> **Exercise task**
Extract the lines beginning at the one that holds "Transcribe the text in this document." and ending at the final line of the material below, keeping them exact and leaving out all pictures.

> **Extracted data entries**
·····

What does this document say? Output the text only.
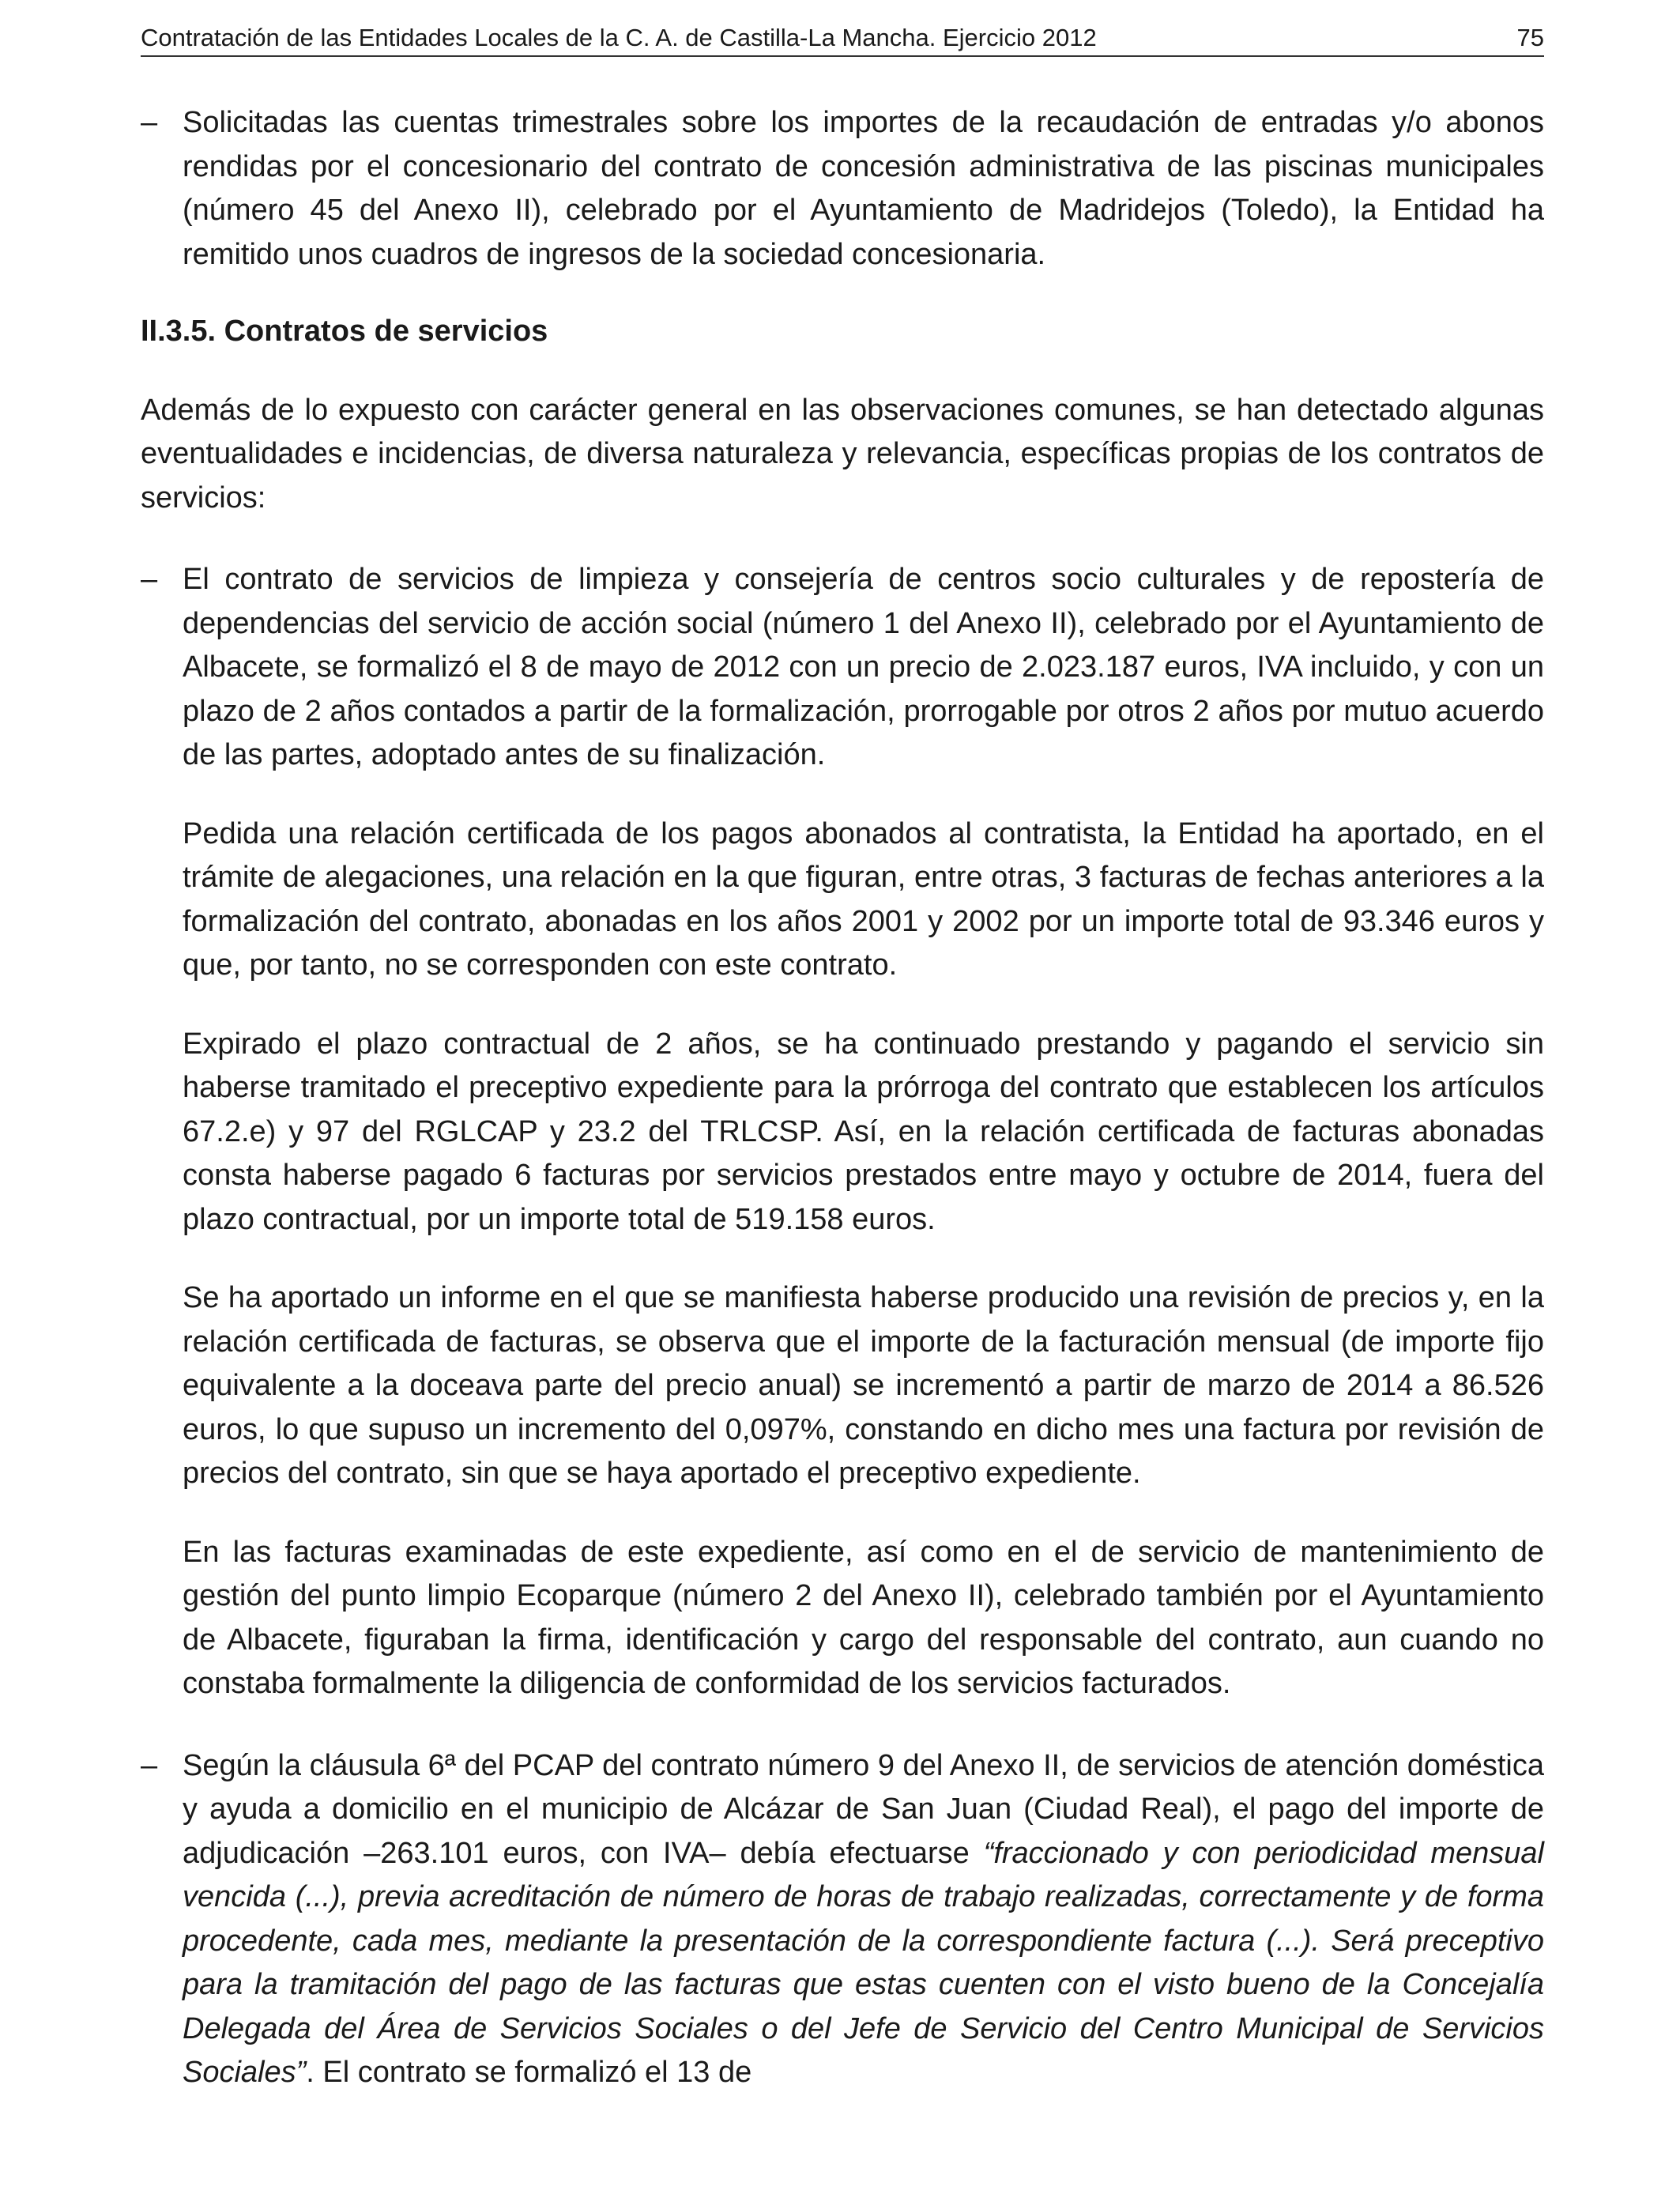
Contratación de las Entidades Locales de la C. A. de Castilla-La Mancha. Ejercicio 2012	75

– Solicitadas las cuentas trimestrales sobre los importes de la recaudación de entradas y/o abonos rendidas por el concesionario del contrato de concesión administrativa de las piscinas municipales (número 45 del Anexo II), celebrado por el Ayuntamiento de Madridejos (Toledo), la Entidad ha remitido unos cuadros de ingresos de la sociedad concesionaria.

II.3.5. Contratos de servicios

Además de lo expuesto con carácter general en las observaciones comunes, se han detectado algunas eventualidades e incidencias, de diversa naturaleza y relevancia, específicas propias de los contratos de servicios:

– El contrato de servicios de limpieza y consejería de centros socio culturales y de repostería de dependencias del servicio de acción social (número 1 del Anexo II), celebrado por el Ayuntamiento de Albacete, se formalizó el 8 de mayo de 2012 con un precio de 2.023.187 euros, IVA incluido, y con un plazo de 2 años contados a partir de la formalización, prorrogable por otros 2 años por mutuo acuerdo de las partes, adoptado antes de su finalización.

Pedida una relación certificada de los pagos abonados al contratista, la Entidad ha aportado, en el trámite de alegaciones, una relación en la que figuran, entre otras, 3 facturas de fechas anteriores a la formalización del contrato, abonadas en los años 2001 y 2002 por un importe total de 93.346 euros y que, por tanto, no se corresponden con este contrato.

Expirado el plazo contractual de 2 años, se ha continuado prestando y pagando el servicio sin haberse tramitado el preceptivo expediente para la prórroga del contrato que establecen los artículos 67.2.e) y 97 del RGLCAP y 23.2 del TRLCSP. Así, en la relación certificada de facturas abonadas consta haberse pagado 6 facturas por servicios prestados entre mayo y octubre de 2014, fuera del plazo contractual, por un importe total de 519.158 euros.

Se ha aportado un informe en el que se manifiesta haberse producido una revisión de precios y, en la relación certificada de facturas, se observa que el importe de la facturación mensual (de importe fijo equivalente a la doceava parte del precio anual) se incrementó a partir de marzo de 2014 a 86.526 euros, lo que supuso un incremento del 0,097%, constando en dicho mes una factura por revisión de precios del contrato, sin que se haya aportado el preceptivo expediente.

En las facturas examinadas de este expediente, así como en el de servicio de mantenimiento de gestión del punto limpio Ecoparque (número 2 del Anexo II), celebrado también por el Ayuntamiento de Albacete, figuraban la firma, identificación y cargo del responsable del contrato, aun cuando no constaba formalmente la diligencia de conformidad de los servicios facturados.

– Según la cláusula 6ª del PCAP del contrato número 9 del Anexo II, de servicios de atención doméstica y ayuda a domicilio en el municipio de Alcázar de San Juan (Ciudad Real), el pago del importe de adjudicación –263.101 euros, con IVA– debía efectuarse “fraccionado y con periodicidad mensual vencida (...), previa acreditación de número de horas de trabajo realizadas, correctamente y de forma procedente, cada mes, mediante la presentación de la correspondiente factura (...). Será preceptivo para la tramitación del pago de las facturas que estas cuenten con el visto bueno de la Concejalía Delegada del Área de Servicios Sociales o del Jefe de Servicio del Centro Municipal de Servicios Sociales”. El contrato se formalizó el 13 de
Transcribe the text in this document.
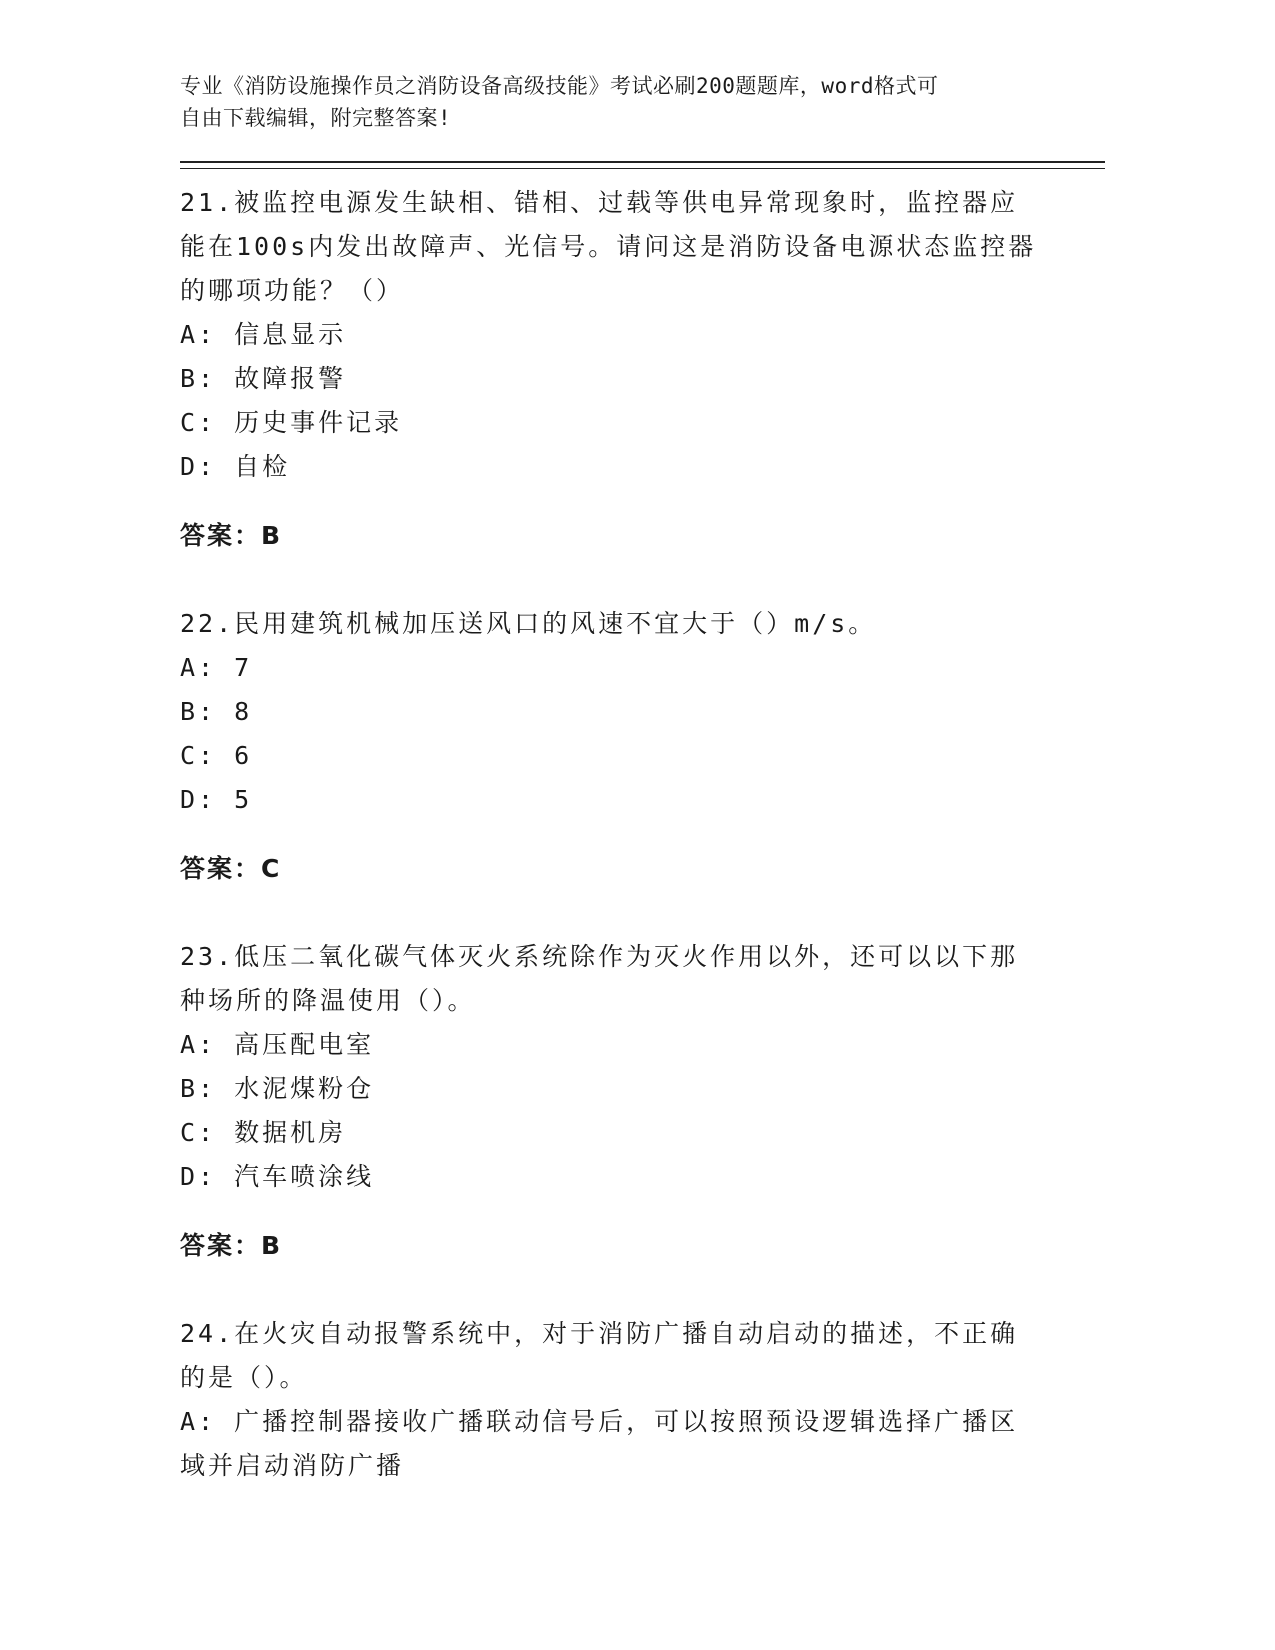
专业《消防设施操作员之消防设备高级技能》考试必刷200题题库，word格式可
自由下载编辑，附完整答案!

21.被监控电源发生缺相、错相、过载等供电异常现象时，监控器应能在100s内发出故障声、光信号。请问这是消防设备电源状态监控器的哪项功能？（）

A: 信息显示

B: 故障报警

C: 历史事件记录

D: 自检

答案：B

22.民用建筑机械加压送风口的风速不宜大于（）m/s。

A: 7

B: 8

C: 6

D: 5

答案：C

23.低压二氧化碳气体灭火系统除作为灭火作用以外，还可以以下那种场所的降温使用（）。

A: 高压配电室

B: 水泥煤粉仓

C: 数据机房

D: 汽车喷涂线

答案：B

24.在火灾自动报警系统中，对于消防广播自动启动的描述，不正确的是（）。

A: 广播控制器接收广播联动信号后，可以按照预设逻辑选择广播区域并启动消防广播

·····

> **Exercise response**
Transcribe the text in this document.
专业《消防设施操作员之消防设备高级技能》考试必刷200题题库，word格式可
自由下载编辑，附完整答案!

21.被监控电源发生缺相、错相、过载等供电异常现象时，监控器应能在100s内发出故障声、光信号。请问这是消防设备电源状态监控器的哪项功能？（）

A: 信息显示

B: 故障报警

C: 历史事件记录

D: 自检

答案：B

22.民用建筑机械加压送风口的风速不宜大于（）m/s。

A: 7

B: 8

C: 6

D: 5

答案：C

23.低压二氧化碳气体灭火系统除作为灭火作用以外，还可以以下那种场所的降温使用（）。

A: 高压配电室

B: 水泥煤粉仓

C: 数据机房

D: 汽车喷涂线

答案：B

24.在火灾自动报警系统中，对于消防广播自动启动的描述，不正确的是（）。

A: 广播控制器接收广播联动信号后，可以按照预设逻辑选择广播区域并启动消防广播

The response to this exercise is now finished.